| STATED EXERCISE |
Copy nothing but the text: reproduce each line of the listing exactly and leave the pictures out.

--- start of INFORMATION SHOWN ---

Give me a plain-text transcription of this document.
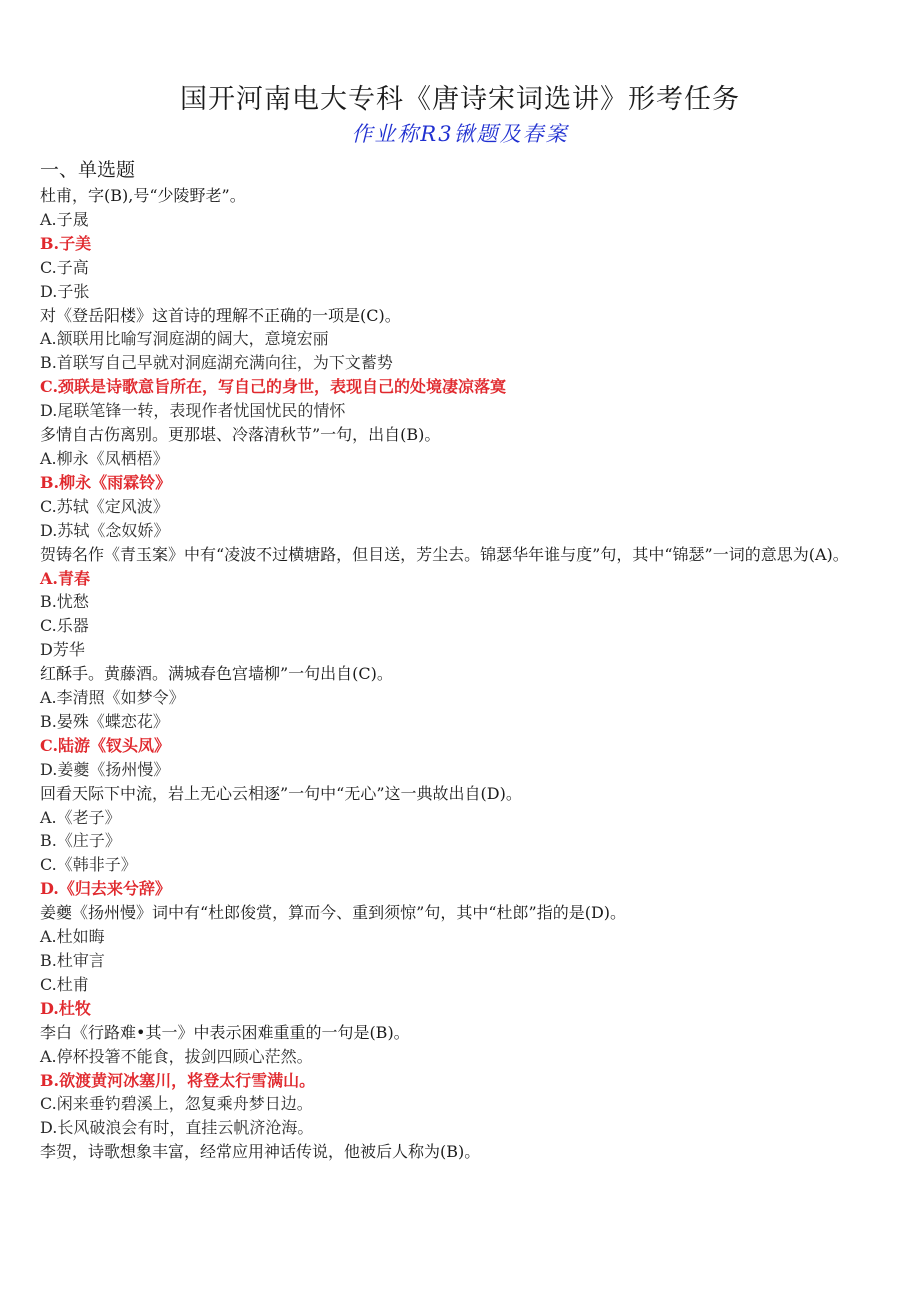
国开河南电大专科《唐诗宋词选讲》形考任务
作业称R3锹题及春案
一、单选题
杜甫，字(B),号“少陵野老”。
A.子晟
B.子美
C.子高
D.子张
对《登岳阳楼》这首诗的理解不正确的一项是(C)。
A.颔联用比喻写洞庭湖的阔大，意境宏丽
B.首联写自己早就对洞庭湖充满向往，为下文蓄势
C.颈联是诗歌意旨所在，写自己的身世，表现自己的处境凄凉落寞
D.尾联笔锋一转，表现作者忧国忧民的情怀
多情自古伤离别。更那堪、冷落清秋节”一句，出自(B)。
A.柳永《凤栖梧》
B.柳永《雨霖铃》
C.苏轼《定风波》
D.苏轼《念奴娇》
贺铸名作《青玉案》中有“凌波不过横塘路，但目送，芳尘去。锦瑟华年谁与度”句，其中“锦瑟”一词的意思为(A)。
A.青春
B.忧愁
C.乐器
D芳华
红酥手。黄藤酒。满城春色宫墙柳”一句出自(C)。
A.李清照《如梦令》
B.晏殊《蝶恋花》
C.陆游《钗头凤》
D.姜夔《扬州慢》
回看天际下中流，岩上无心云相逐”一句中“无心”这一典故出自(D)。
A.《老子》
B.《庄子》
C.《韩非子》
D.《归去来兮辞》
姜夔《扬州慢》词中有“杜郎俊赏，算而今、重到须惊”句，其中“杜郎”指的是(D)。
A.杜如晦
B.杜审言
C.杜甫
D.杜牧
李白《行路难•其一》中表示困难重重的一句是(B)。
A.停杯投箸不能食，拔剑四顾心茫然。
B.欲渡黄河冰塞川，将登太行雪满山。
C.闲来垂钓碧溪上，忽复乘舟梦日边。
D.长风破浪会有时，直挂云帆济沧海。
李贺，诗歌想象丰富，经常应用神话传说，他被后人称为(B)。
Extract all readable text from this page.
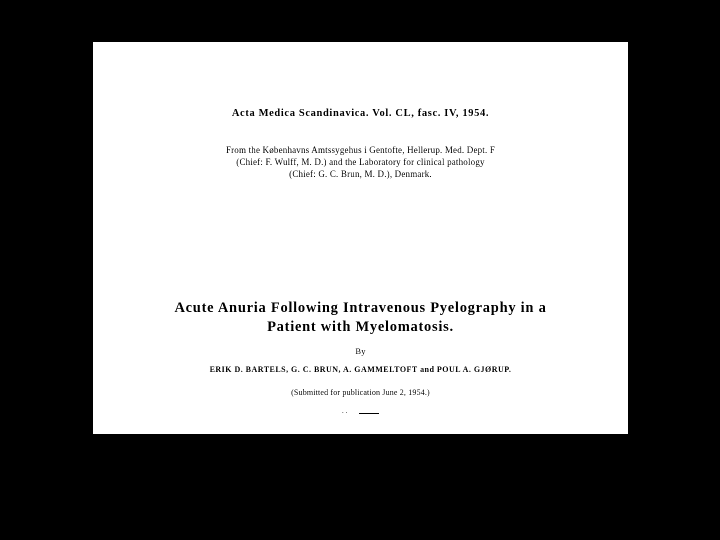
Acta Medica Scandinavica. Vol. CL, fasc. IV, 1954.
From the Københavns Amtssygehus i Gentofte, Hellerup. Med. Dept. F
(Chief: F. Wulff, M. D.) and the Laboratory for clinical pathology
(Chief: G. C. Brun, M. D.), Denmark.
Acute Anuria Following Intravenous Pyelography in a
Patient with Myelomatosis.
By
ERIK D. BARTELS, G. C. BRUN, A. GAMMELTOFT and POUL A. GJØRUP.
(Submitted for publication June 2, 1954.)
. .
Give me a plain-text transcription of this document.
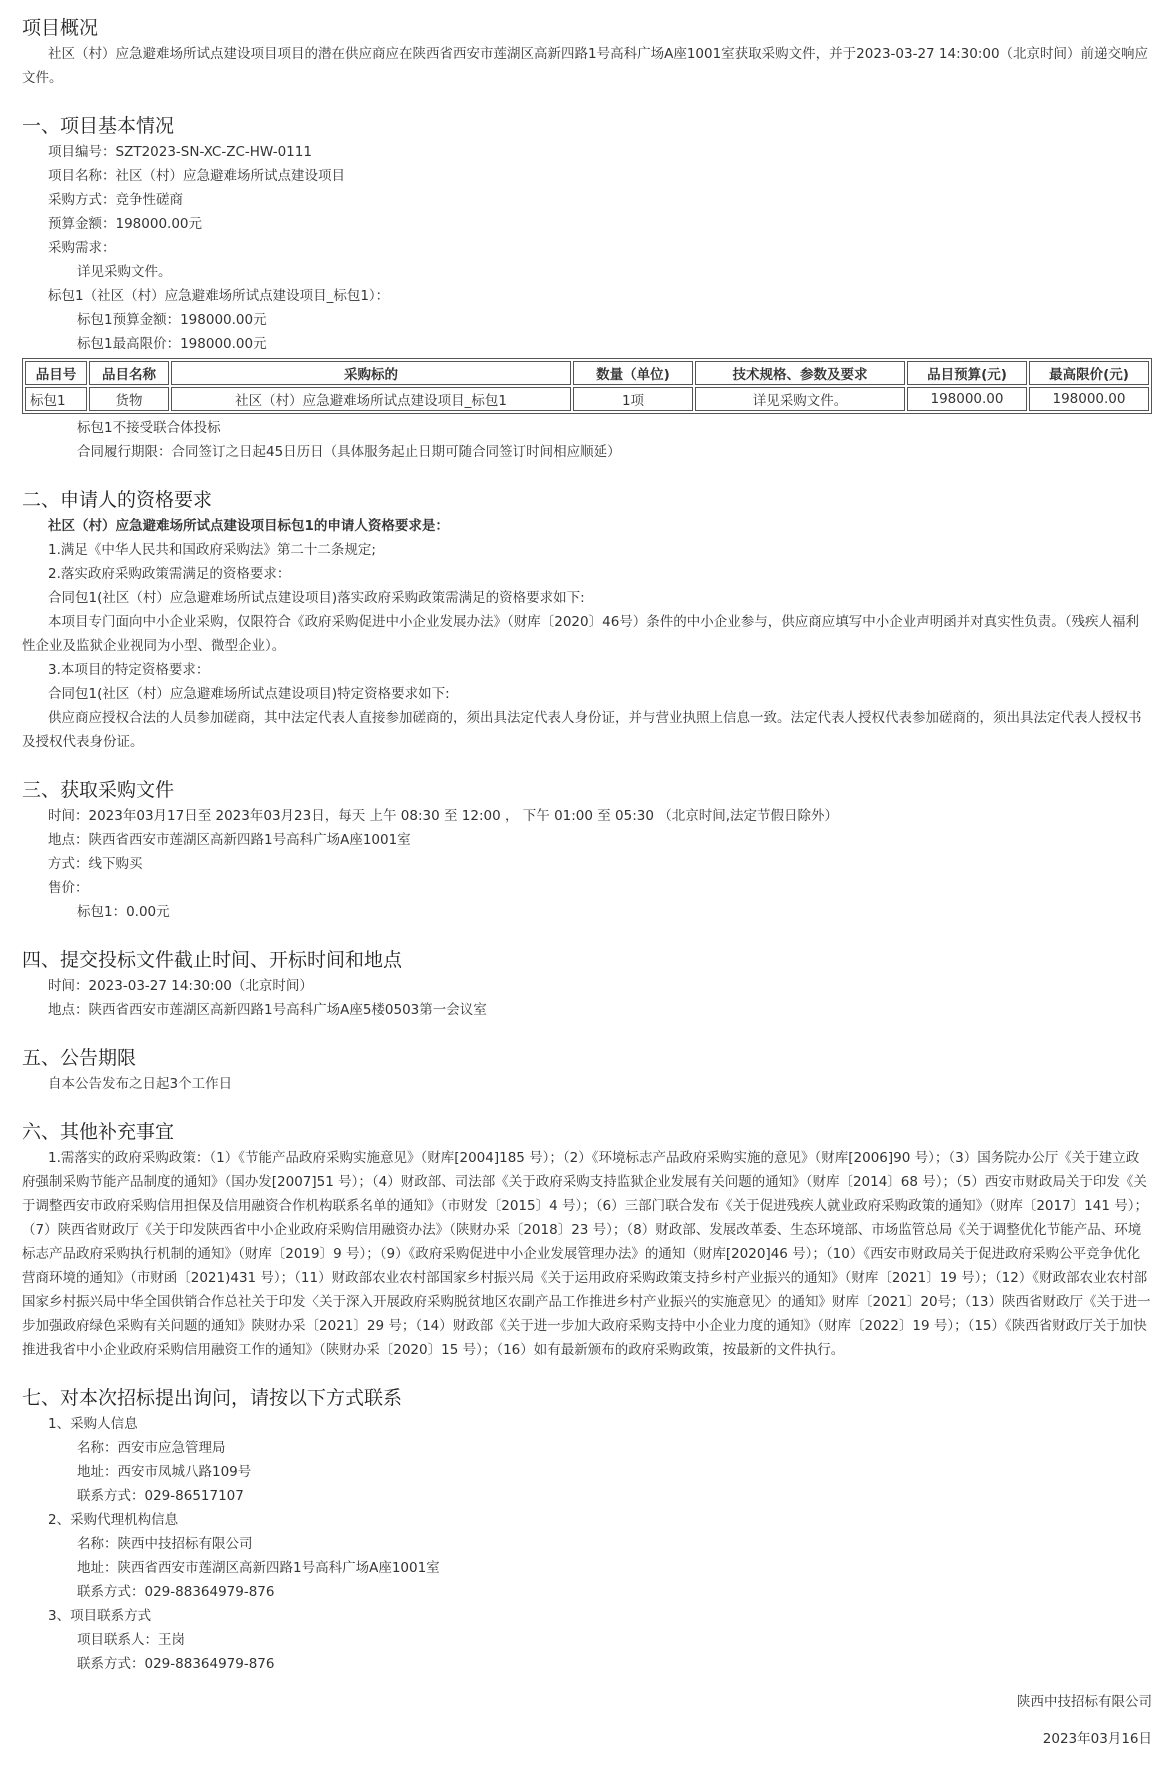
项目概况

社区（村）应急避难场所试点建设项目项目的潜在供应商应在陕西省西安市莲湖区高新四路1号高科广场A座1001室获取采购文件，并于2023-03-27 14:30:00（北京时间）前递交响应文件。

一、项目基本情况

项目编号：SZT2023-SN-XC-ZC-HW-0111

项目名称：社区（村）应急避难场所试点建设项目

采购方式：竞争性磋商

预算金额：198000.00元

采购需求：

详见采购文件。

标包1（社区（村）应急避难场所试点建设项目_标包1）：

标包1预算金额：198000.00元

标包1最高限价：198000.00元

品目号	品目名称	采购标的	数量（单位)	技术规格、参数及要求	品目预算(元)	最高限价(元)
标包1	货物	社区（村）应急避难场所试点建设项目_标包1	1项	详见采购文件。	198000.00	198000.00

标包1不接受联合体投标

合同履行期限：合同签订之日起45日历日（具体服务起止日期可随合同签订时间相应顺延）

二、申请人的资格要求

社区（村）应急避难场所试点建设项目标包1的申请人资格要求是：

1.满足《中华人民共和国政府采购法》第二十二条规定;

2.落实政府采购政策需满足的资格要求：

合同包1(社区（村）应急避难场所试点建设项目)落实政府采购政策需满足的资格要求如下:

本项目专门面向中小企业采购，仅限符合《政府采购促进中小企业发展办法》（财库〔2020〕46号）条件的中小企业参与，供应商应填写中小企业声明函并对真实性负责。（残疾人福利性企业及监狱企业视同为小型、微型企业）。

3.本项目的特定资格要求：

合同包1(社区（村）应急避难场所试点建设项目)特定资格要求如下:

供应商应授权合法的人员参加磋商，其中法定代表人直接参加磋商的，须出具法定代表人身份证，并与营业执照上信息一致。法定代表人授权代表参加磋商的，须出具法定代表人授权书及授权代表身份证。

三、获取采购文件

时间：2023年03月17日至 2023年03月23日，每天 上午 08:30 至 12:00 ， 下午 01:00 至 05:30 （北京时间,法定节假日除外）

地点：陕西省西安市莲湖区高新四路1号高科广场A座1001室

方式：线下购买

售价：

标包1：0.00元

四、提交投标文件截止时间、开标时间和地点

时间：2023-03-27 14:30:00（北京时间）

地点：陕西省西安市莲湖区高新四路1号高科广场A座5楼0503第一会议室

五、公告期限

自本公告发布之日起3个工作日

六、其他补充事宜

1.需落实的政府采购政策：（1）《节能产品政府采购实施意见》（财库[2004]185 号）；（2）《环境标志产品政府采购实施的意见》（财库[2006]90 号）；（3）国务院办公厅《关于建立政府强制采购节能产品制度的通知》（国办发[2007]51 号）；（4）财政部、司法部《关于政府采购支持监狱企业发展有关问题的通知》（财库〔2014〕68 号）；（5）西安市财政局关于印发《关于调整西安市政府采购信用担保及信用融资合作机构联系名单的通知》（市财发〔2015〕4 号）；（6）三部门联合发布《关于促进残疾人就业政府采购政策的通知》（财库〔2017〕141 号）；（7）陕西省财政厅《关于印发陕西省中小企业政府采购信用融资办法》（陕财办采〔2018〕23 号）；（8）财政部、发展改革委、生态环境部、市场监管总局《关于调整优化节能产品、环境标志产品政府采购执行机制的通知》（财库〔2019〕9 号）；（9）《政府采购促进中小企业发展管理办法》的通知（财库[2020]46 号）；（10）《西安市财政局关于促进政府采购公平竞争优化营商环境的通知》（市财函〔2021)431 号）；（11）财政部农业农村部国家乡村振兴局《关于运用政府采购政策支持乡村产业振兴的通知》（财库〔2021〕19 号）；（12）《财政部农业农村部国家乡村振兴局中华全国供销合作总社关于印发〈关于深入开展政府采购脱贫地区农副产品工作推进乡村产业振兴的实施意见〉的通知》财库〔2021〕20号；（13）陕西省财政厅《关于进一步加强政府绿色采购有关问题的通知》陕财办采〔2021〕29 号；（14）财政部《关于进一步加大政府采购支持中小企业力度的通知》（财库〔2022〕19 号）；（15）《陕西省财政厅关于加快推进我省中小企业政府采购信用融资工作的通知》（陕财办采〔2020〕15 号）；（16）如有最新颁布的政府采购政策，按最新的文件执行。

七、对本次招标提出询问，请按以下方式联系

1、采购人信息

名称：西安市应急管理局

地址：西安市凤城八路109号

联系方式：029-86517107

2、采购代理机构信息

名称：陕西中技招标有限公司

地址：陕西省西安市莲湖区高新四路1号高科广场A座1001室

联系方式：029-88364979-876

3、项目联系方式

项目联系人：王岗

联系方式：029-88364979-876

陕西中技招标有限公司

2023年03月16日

--- end of INFORMATION SHOWN ---

| SOLVED EXERCISE |
Give me a plain-text transcription of this document.
国开河南电大专科《唐诗宋词选讲》形考任务
作业称R3锹题及春案
一、单选题
杜甫，字(B),号“少陵野老”。
A.子晟
B.子美
C.子高
D.子张
对《登岳阳楼》这首诗的理解不正确的一项是(C)。
A.颔联用比喻写洞庭湖的阔大，意境宏丽
B.首联写自己早就对洞庭湖充满向往，为下文蓄势
C.颈联是诗歌意旨所在，写自己的身世，表现自己的处境凄凉落寞
D.尾联笔锋一转，表现作者忧国忧民的情怀
多情自古伤离别。更那堪、冷落清秋节”一句，出自(B)。
A.柳永《凤栖梧》
B.柳永《雨霖铃》
C.苏轼《定风波》
D.苏轼《念奴娇》
贺铸名作《青玉案》中有“凌波不过横塘路，但目送，芳尘去。锦瑟华年谁与度”句，其中“锦瑟”一词的意思为(A)。
A.青春
B.忧愁
C.乐器
D芳华
红酥手。黄藤酒。满城春色宫墙柳”一句出自(C)。
A.李清照《如梦令》
B.晏殊《蝶恋花》
C.陆游《钗头凤》
D.姜夔《扬州慢》
回看天际下中流，岩上无心云相逐”一句中“无心”这一典故出自(D)。
A.《老子》
B.《庄子》
C.《韩非子》
D.《归去来兮辞》
姜夔《扬州慢》词中有“杜郎俊赏，算而今、重到须惊”句，其中“杜郎”指的是(D)。
A.杜如晦
B.杜审言
C.杜甫
D.杜牧
李白《行路难•其一》中表示困难重重的一句是(B)。
A.停杯投箸不能食，拔剑四顾心茫然。
B.欲渡黄河冰塞川，将登太行雪满山。
C.闲来垂钓碧溪上，忽复乘舟梦日边。
D.长风破浪会有时，直挂云帆济沧海。
李贺，诗歌想象丰富，经常应用神话传说，他被后人称为(B)。
Extract all readable text from this page.
Acta Medica Scandinavica. Vol. CL, fasc. IV, 1954.
From the Københavns Amtssygehus i Gentofte, Hellerup. Med. Dept. F
(Chief: F. Wulff, M. D.) and the Laboratory for clinical pathology
(Chief: G. C. Brun, M. D.), Denmark.
Acute Anuria Following Intravenous Pyelography in a
Patient with Myelomatosis.
By
ERIK D. BARTELS, G. C. BRUN, A. GAMMELTOFT and POUL A. GJØRUP.
(Submitted for publication June 2, 1954.)
. .
Give me a plain-text transcription of this document.
项目概况

社区（村）应急避难场所试点建设项目项目的潜在供应商应在陕西省西安市莲湖区高新四路1号高科广场A座1001室获取采购文件，并于2023-03-27 14:30:00（北京时间）前递交响应文件。

一、项目基本情况

项目编号：SZT2023-SN-XC-ZC-HW-0111

项目名称：社区（村）应急避难场所试点建设项目

采购方式：竞争性磋商

预算金额：198000.00元

采购需求：

详见采购文件。

标包1（社区（村）应急避难场所试点建设项目_标包1）：

标包1预算金额：198000.00元

标包1最高限价：198000.00元

品目号	品目名称	采购标的	数量（单位)	技术规格、参数及要求	品目预算(元)	最高限价(元)
标包1	货物	社区（村）应急避难场所试点建设项目_标包1	1项	详见采购文件。	198000.00	198000.00

标包1不接受联合体投标

合同履行期限：合同签订之日起45日历日（具体服务起止日期可随合同签订时间相应顺延）

二、申请人的资格要求

社区（村）应急避难场所试点建设项目标包1的申请人资格要求是：

1.满足《中华人民共和国政府采购法》第二十二条规定;

2.落实政府采购政策需满足的资格要求：

合同包1(社区（村）应急避难场所试点建设项目)落实政府采购政策需满足的资格要求如下:

本项目专门面向中小企业采购，仅限符合《政府采购促进中小企业发展办法》（财库〔2020〕46号）条件的中小企业参与，供应商应填写中小企业声明函并对真实性负责。（残疾人福利性企业及监狱企业视同为小型、微型企业）。

3.本项目的特定资格要求：

合同包1(社区（村）应急避难场所试点建设项目)特定资格要求如下:

供应商应授权合法的人员参加磋商，其中法定代表人直接参加磋商的，须出具法定代表人身份证，并与营业执照上信息一致。法定代表人授权代表参加磋商的，须出具法定代表人授权书及授权代表身份证。

三、获取采购文件

时间：2023年03月17日至 2023年03月23日，每天 上午 08:30 至 12:00 ， 下午 01:00 至 05:30 （北京时间,法定节假日除外）

地点：陕西省西安市莲湖区高新四路1号高科广场A座1001室

方式：线下购买

售价：

标包1：0.00元

四、提交投标文件截止时间、开标时间和地点

时间：2023-03-27 14:30:00（北京时间）

地点：陕西省西安市莲湖区高新四路1号高科广场A座5楼0503第一会议室

五、公告期限

自本公告发布之日起3个工作日

六、其他补充事宜

1.需落实的政府采购政策：（1）《节能产品政府采购实施意见》（财库[2004]185 号）；（2）《环境标志产品政府采购实施的意见》（财库[2006]90 号）；（3）国务院办公厅《关于建立政府强制采购节能产品制度的通知》（国办发[2007]51 号）；（4）财政部、司法部《关于政府采购支持监狱企业发展有关问题的通知》（财库〔2014〕68 号）；（5）西安市财政局关于印发《关于调整西安市政府采购信用担保及信用融资合作机构联系名单的通知》（市财发〔2015〕4 号）；（6）三部门联合发布《关于促进残疾人就业政府采购政策的通知》（财库〔2017〕141 号）；（7）陕西省财政厅《关于印发陕西省中小企业政府采购信用融资办法》（陕财办采〔2018〕23 号）；（8）财政部、发展改革委、生态环境部、市场监管总局《关于调整优化节能产品、环境标志产品政府采购执行机制的通知》（财库〔2019〕9 号）；（9）《政府采购促进中小企业发展管理办法》的通知（财库[2020]46 号）；（10）《西安市财政局关于促进政府采购公平竞争优化营商环境的通知》（市财函〔2021)431 号）；（11）财政部农业农村部国家乡村振兴局《关于运用政府采购政策支持乡村产业振兴的通知》（财库〔2021〕19 号）；（12）《财政部农业农村部国家乡村振兴局中华全国供销合作总社关于印发〈关于深入开展政府采购脱贫地区农副产品工作推进乡村产业振兴的实施意见〉的通知》财库〔2021〕20号；（13）陕西省财政厅《关于进一步加强政府绿色采购有关问题的通知》陕财办采〔2021〕29 号；（14）财政部《关于进一步加大政府采购支持中小企业力度的通知》（财库〔2022〕19 号）；（15）《陕西省财政厅关于加快推进我省中小企业政府采购信用融资工作的通知》（陕财办采〔2020〕15 号）；（16）如有最新颁布的政府采购政策，按最新的文件执行。

七、对本次招标提出询问，请按以下方式联系

1、采购人信息

名称：西安市应急管理局

地址：西安市凤城八路109号

联系方式：029-86517107

2、采购代理机构信息

名称：陕西中技招标有限公司

地址：陕西省西安市莲湖区高新四路1号高科广场A座1001室

联系方式：029-88364979-876

3、项目联系方式

项目联系人：王岗

联系方式：029-88364979-876

陕西中技招标有限公司

2023年03月16日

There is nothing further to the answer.